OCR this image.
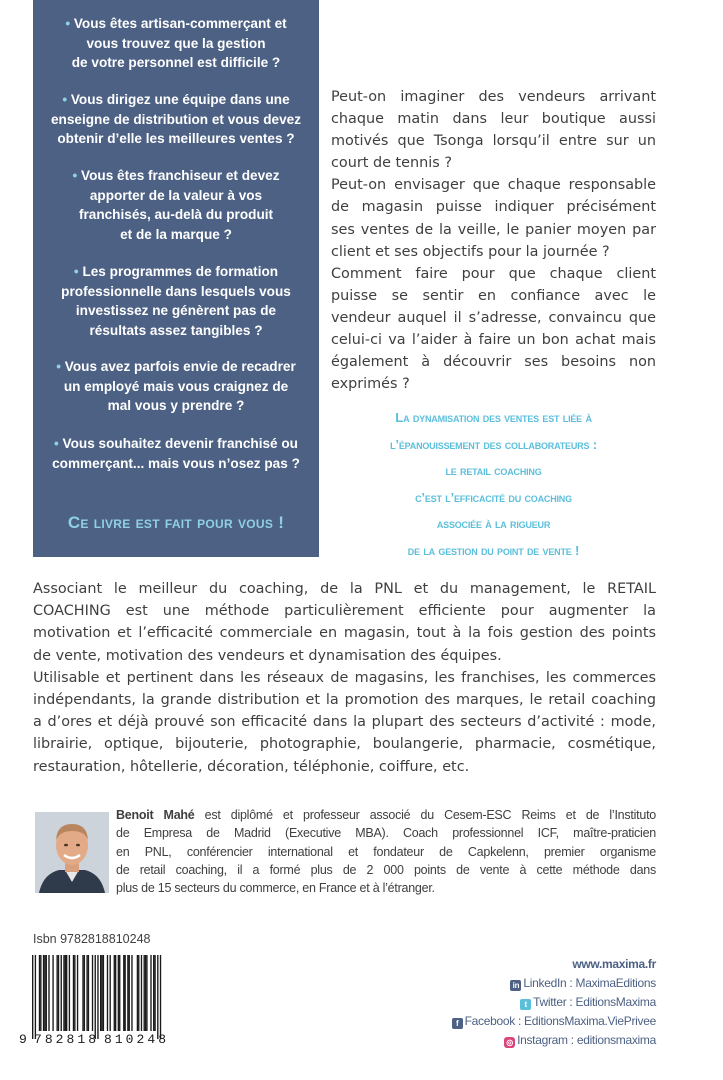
• Vous êtes artisan-commerçant et
vous trouvez que la gestion
de votre personnel est difficile ?
• Vous dirigez une équipe dans une
enseigne de distribution et vous devez
obtenir d’elle les meilleures ventes ?
• Vous êtes franchiseur et devez
apporter de la valeur à vos
franchisés, au-delà du produit
et de la marque ?
• Les programmes de formation
professionnelle dans lesquels vous
investissez ne génèrent pas de
résultats assez tangibles ?
• Vous avez parfois envie de recadrer
un employé mais vous craignez de
mal vous y prendre ?
• Vous souhaitez devenir franchisé ou
commerçant... mais vous n’osez pas ?
Ce livre est fait pour vous !

Peut-on imaginer des vendeurs arrivant
chaque matin dans leur boutique aussi
motivés que Tsonga lorsqu’il entre sur un
court de tennis ?

Peut-on envisager que chaque responsable
de magasin puisse indiquer précisément
ses ventes de la veille, le panier moyen par
client et ses objectifs pour la journée ?

Comment faire pour que chaque client
puisse se sentir en confiance avec le
vendeur auquel il s’adresse, convaincu que
celui-ci va l’aider à faire un bon achat mais
également à découvrir ses besoins non
exprimés ?

La dynamisation des ventes est liée à
l’épanouissement des collaborateurs :
le retail coaching
c’est l’efficacité du coaching
associée à la rigueur
de la gestion du point de vente !
Associant le meilleur du coaching, de la PNL et du management, le RETAIL
COACHING est une méthode particulièrement efficiente pour augmenter la
motivation et l’efficacité commerciale en magasin, tout à la fois gestion des points
de vente, motivation des vendeurs et dynamisation des équipes.
Utilisable et pertinent dans les réseaux de magasins, les franchises, les commerces
indépendants, la grande distribution et la promotion des marques, le retail coaching
a d’ores et déjà prouvé son efficacité dans la plupart des secteurs d’activité : mode,
librairie, optique, bijouterie, photographie, boulangerie, pharmacie, cosmétique,
restauration, hôtellerie, décoration, téléphonie, coiffure, etc.
Benoit Mahé est diplômé et professeur associé du Cesem-ESC Reims et de l’Instituto
de Empresa de Madrid (Executive MBA). Coach professionnel ICF, maître-praticien
en PNL, conférencier international et fondateur de Capkelenn, premier organisme
de retail coaching, il a formé plus de 2 000 points de vente à cette méthode dans
plus de 15 secteurs du commerce, en France et à l’étranger.
Isbn 9782818810248
9 782818 810248
www.maxima.fr
in LinkedIn : MaximaEditions
t Twitter : EditionsMaxima
f Facebook : EditionsMaxima.ViePrivee
◎ Instagram : editionsmaxima
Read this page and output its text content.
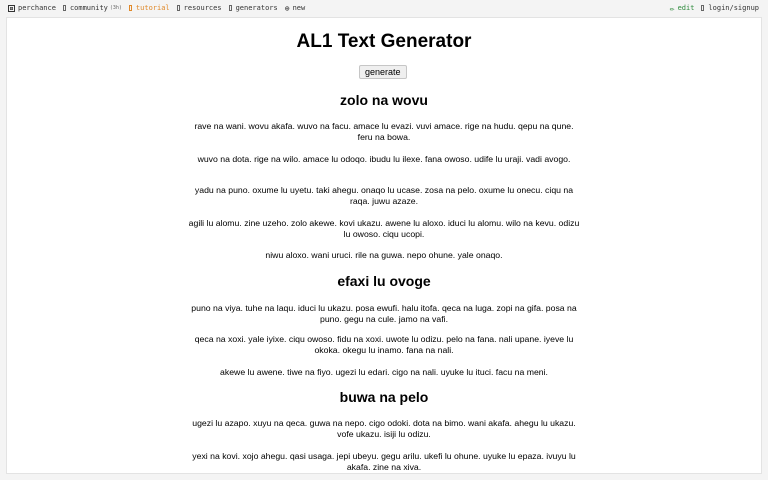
perchance community (3h) tutorial resources generators ⊕ new	✏ edit login/signup
AL1 Text Generator
generate
zolo na wovu

rave na wani. wovu akafa. wuvo na facu. amace lu evazi. vuvi amace. rige na hudu. qepu na qune. feru na bowa.

wuvo na dota. rige na wilo. amace lu odoqo. ibudu lu ilexe. fana owoso. udife lu uraji. vadi avogo.

yadu na puno. oxume lu uyetu. taki ahegu. onaqo lu ucase. zosa na pelo. oxume lu onecu. ciqu na raqa. juwu azaze.

agili lu alomu. zine uzeho. zolo akewe. kovi ukazu. awene lu aloxo. iduci lu alomu. wilo na kevu. odizu lu owoso. ciqu ucopi.

niwu aloxo. wani uruci. rile na guwa. nepo ohune. yale onaqo.

efaxi lu ovoge

puno na viya. tuhe na laqu. iduci lu ukazu. posa ewufi. halu itofa. qeca na luga. zopi na gifa. posa na puno. gegu na cule. jamo na vafi.

qeca na xoxi. yale iyixe. ciqu owoso. fidu na xoxi. uwote lu odizu. pelo na fana. nali upane. iyeve lu okoka. okegu lu inamo. fana na nali.

akewe lu awene. tiwe na fiyo. ugezi lu edari. cigo na nali. uyuke lu ituci. facu na meni.

buwa na pelo

ugezi lu azapo. xuyu na qeca. guwa na nepo. cigo odoki. dota na bimo. wani akafa. ahegu lu ukazu. vofe ukazu. isiji lu odizu.

yexi na kovi. xojo ahegu. qasi usaga. jepi ubeyu. gegu arilu. ukefi lu ohune. uyuke lu epaza. ivuyu lu akafa. zine na xiva.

........

Description of the task: From the listing above, print every entry precisely and drop the pictures.

Reply to the exercise:
OCR this image.
• Vous êtes artisan-commerçant et
vous trouvez que la gestion
de votre personnel est difficile ?
• Vous dirigez une équipe dans une
enseigne de distribution et vous devez
obtenir d’elle les meilleures ventes ?
• Vous êtes franchiseur et devez
apporter de la valeur à vos
franchisés, au-delà du produit
et de la marque ?
• Les programmes de formation
professionnelle dans lesquels vous
investissez ne génèrent pas de
résultats assez tangibles ?
• Vous avez parfois envie de recadrer
un employé mais vous craignez de
mal vous y prendre ?
• Vous souhaitez devenir franchisé ou
commerçant... mais vous n’osez pas ?
Ce livre est fait pour vous !

Peut-on imaginer des vendeurs arrivant
chaque matin dans leur boutique aussi
motivés que Tsonga lorsqu’il entre sur un
court de tennis ?

Peut-on envisager que chaque responsable
de magasin puisse indiquer précisément
ses ventes de la veille, le panier moyen par
client et ses objectifs pour la journée ?

Comment faire pour que chaque client
puisse se sentir en confiance avec le
vendeur auquel il s’adresse, convaincu que
celui-ci va l’aider à faire un bon achat mais
également à découvrir ses besoins non
exprimés ?

La dynamisation des ventes est liée à
l’épanouissement des collaborateurs :
le retail coaching
c’est l’efficacité du coaching
associée à la rigueur
de la gestion du point de vente !
Associant le meilleur du coaching, de la PNL et du management, le RETAIL
COACHING est une méthode particulièrement efficiente pour augmenter la
motivation et l’efficacité commerciale en magasin, tout à la fois gestion des points
de vente, motivation des vendeurs et dynamisation des équipes.
Utilisable et pertinent dans les réseaux de magasins, les franchises, les commerces
indépendants, la grande distribution et la promotion des marques, le retail coaching
a d’ores et déjà prouvé son efficacité dans la plupart des secteurs d’activité : mode,
librairie, optique, bijouterie, photographie, boulangerie, pharmacie, cosmétique,
restauration, hôtellerie, décoration, téléphonie, coiffure, etc.
Benoit Mahé est diplômé et professeur associé du Cesem-ESC Reims et de l’Instituto
de Empresa de Madrid (Executive MBA). Coach professionnel ICF, maître-praticien
en PNL, conférencier international et fondateur de Capkelenn, premier organisme
de retail coaching, il a formé plus de 2 000 points de vente à cette méthode dans
plus de 15 secteurs du commerce, en France et à l’étranger.
Isbn 9782818810248
9 782818 810248
www.maxima.fr
in LinkedIn : MaximaEditions
t Twitter : EditionsMaxima
f Facebook : EditionsMaxima.ViePrivee
◎ Instagram : editionsmaxima
Read this page and output its text content.
perchance community (3h) tutorial resources generators ⊕ new	✏ edit login/signup
AL1 Text Generator
generate
zolo na wovu

rave na wani. wovu akafa. wuvo na facu. amace lu evazi. vuvi amace. rige na hudu. qepu na qune. feru na bowa.

wuvo na dota. rige na wilo. amace lu odoqo. ibudu lu ilexe. fana owoso. udife lu uraji. vadi avogo.

yadu na puno. oxume lu uyetu. taki ahegu. onaqo lu ucase. zosa na pelo. oxume lu onecu. ciqu na raqa. juwu azaze.

agili lu alomu. zine uzeho. zolo akewe. kovi ukazu. awene lu aloxo. iduci lu alomu. wilo na kevu. odizu lu owoso. ciqu ucopi.

niwu aloxo. wani uruci. rile na guwa. nepo ohune. yale onaqo.

efaxi lu ovoge

puno na viya. tuhe na laqu. iduci lu ukazu. posa ewufi. halu itofa. qeca na luga. zopi na gifa. posa na puno. gegu na cule. jamo na vafi.

qeca na xoxi. yale iyixe. ciqu owoso. fidu na xoxi. uwote lu odizu. pelo na fana. nali upane. iyeve lu okoka. okegu lu inamo. fana na nali.

akewe lu awene. tiwe na fiyo. ugezi lu edari. cigo na nali. uyuke lu ituci. facu na meni.

buwa na pelo

ugezi lu azapo. xuyu na qeca. guwa na nepo. cigo odoki. dota na bimo. wani akafa. ahegu lu ukazu. vofe ukazu. isiji lu odizu.

yexi na kovi. xojo ahegu. qasi usaga. jepi ubeyu. gegu arilu. ukefi lu ohune. uyuke lu epaza. ivuyu lu akafa. zine na xiva.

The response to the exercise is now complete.